:: Request ::
Your task is to reproduce the entries below word for word.

:: Provided records ::
• • • •

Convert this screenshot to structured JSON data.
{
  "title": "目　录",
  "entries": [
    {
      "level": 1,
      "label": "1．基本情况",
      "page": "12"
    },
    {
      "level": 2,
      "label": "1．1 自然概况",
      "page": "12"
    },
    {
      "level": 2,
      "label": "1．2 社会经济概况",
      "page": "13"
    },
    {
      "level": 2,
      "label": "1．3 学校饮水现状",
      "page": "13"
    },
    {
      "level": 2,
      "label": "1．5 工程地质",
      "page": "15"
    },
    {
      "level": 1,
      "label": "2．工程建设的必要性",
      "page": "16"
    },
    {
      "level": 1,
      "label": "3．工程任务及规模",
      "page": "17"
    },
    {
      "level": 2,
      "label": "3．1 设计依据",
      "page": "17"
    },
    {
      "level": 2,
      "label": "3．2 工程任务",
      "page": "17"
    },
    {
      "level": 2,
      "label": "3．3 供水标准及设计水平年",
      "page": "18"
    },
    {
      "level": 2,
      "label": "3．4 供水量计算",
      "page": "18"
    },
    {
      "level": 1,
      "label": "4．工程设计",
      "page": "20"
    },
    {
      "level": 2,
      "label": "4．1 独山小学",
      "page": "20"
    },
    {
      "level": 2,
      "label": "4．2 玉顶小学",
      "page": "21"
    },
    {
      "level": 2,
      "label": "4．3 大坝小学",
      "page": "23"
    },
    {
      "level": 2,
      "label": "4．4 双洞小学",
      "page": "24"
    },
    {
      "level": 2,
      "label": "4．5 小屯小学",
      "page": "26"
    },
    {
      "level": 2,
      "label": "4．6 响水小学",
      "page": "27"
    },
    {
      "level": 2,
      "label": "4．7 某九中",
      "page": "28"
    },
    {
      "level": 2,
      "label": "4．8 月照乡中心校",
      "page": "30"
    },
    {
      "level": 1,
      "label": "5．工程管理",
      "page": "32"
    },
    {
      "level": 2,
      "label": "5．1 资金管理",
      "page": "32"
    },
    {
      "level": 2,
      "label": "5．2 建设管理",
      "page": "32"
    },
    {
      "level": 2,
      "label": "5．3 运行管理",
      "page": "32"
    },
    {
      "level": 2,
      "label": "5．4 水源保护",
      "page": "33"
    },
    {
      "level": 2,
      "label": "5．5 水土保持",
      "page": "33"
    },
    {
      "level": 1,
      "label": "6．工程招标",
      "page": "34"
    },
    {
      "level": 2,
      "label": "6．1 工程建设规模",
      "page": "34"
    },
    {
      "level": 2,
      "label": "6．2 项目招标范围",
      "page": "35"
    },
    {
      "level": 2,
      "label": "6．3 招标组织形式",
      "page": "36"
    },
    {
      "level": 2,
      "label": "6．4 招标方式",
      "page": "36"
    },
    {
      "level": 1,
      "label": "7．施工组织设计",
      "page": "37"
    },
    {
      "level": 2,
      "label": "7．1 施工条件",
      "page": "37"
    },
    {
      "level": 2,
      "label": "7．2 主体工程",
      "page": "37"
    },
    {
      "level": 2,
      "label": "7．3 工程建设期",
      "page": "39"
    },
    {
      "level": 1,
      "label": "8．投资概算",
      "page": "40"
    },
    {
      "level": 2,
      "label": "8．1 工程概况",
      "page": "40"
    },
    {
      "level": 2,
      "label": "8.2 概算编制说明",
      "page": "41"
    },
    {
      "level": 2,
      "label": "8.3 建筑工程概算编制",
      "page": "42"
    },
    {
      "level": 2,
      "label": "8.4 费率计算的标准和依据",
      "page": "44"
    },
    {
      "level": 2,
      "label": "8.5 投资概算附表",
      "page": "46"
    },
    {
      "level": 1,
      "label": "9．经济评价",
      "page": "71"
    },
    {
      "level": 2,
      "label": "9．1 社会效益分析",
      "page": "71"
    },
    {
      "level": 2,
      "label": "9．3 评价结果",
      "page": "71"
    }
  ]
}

• • • •

:: Reply to the exercise ::
Convert this screenshot to structured JSON data.
{
  "title": "目　录",
  "entries": [
    {
      "level": 1,
      "label": "1．基本情况",
      "page": "12"
    },
    {
      "level": 2,
      "label": "1．1 自然概况",
      "page": "12"
    },
    {
      "level": 2,
      "label": "1．2 社会经济概况",
      "page": "13"
    },
    {
      "level": 2,
      "label": "1．3 学校饮水现状",
      "page": "13"
    },
    {
      "level": 2,
      "label": "1．5 工程地质",
      "page": "15"
    },
    {
      "level": 1,
      "label": "2．工程建设的必要性",
      "page": "16"
    },
    {
      "level": 1,
      "label": "3．工程任务及规模",
      "page": "17"
    },
    {
      "level": 2,
      "label": "3．1 设计依据",
      "page": "17"
    },
    {
      "level": 2,
      "label": "3．2 工程任务",
      "page": "17"
    },
    {
      "level": 2,
      "label": "3．3 供水标准及设计水平年",
      "page": "18"
    },
    {
      "level": 2,
      "label": "3．4 供水量计算",
      "page": "18"
    },
    {
      "level": 1,
      "label": "4．工程设计",
      "page": "20"
    },
    {
      "level": 2,
      "label": "4．1 独山小学",
      "page": "20"
    },
    {
      "level": 2,
      "label": "4．2 玉顶小学",
      "page": "21"
    },
    {
      "level": 2,
      "label": "4．3 大坝小学",
      "page": "23"
    },
    {
      "level": 2,
      "label": "4．4 双洞小学",
      "page": "24"
    },
    {
      "level": 2,
      "label": "4．5 小屯小学",
      "page": "26"
    },
    {
      "level": 2,
      "label": "4．6 响水小学",
      "page": "27"
    },
    {
      "level": 2,
      "label": "4．7 某九中",
      "page": "28"
    },
    {
      "level": 2,
      "label": "4．8 月照乡中心校",
      "page": "30"
    },
    {
      "level": 1,
      "label": "5．工程管理",
      "page": "32"
    },
    {
      "level": 2,
      "label": "5．1 资金管理",
      "page": "32"
    },
    {
      "level": 2,
      "label": "5．2 建设管理",
      "page": "32"
    },
    {
      "level": 2,
      "label": "5．3 运行管理",
      "page": "32"
    },
    {
      "level": 2,
      "label": "5．4 水源保护",
      "page": "33"
    },
    {
      "level": 2,
      "label": "5．5 水土保持",
      "page": "33"
    },
    {
      "level": 1,
      "label": "6．工程招标",
      "page": "34"
    },
    {
      "level": 2,
      "label": "6．1 工程建设规模",
      "page": "34"
    },
    {
      "level": 2,
      "label": "6．2 项目招标范围",
      "page": "35"
    },
    {
      "level": 2,
      "label": "6．3 招标组织形式",
      "page": "36"
    },
    {
      "level": 2,
      "label": "6．4 招标方式",
      "page": "36"
    },
    {
      "level": 1,
      "label": "7．施工组织设计",
      "page": "37"
    },
    {
      "level": 2,
      "label": "7．1 施工条件",
      "page": "37"
    },
    {
      "level": 2,
      "label": "7．2 主体工程",
      "page": "37"
    },
    {
      "level": 2,
      "label": "7．3 工程建设期",
      "page": "39"
    },
    {
      "level": 1,
      "label": "8．投资概算",
      "page": "40"
    },
    {
      "level": 2,
      "label": "8．1 工程概况",
      "page": "40"
    },
    {
      "level": 2,
      "label": "8.2 概算编制说明",
      "page": "41"
    },
    {
      "level": 2,
      "label": "8.3 建筑工程概算编制",
      "page": "42"
    },
    {
      "level": 2,
      "label": "8.4 费率计算的标准和依据",
      "page": "44"
    },
    {
      "level": 2,
      "label": "8.5 投资概算附表",
      "page": "46"
    },
    {
      "level": 1,
      "label": "9．经济评价",
      "page": "71"
    },
    {
      "level": 2,
      "label": "9．1 社会效益分析",
      "page": "71"
    },
    {
      "level": 2,
      "label": "9．3 评价结果",
      "page": "71"
    }
  ]
}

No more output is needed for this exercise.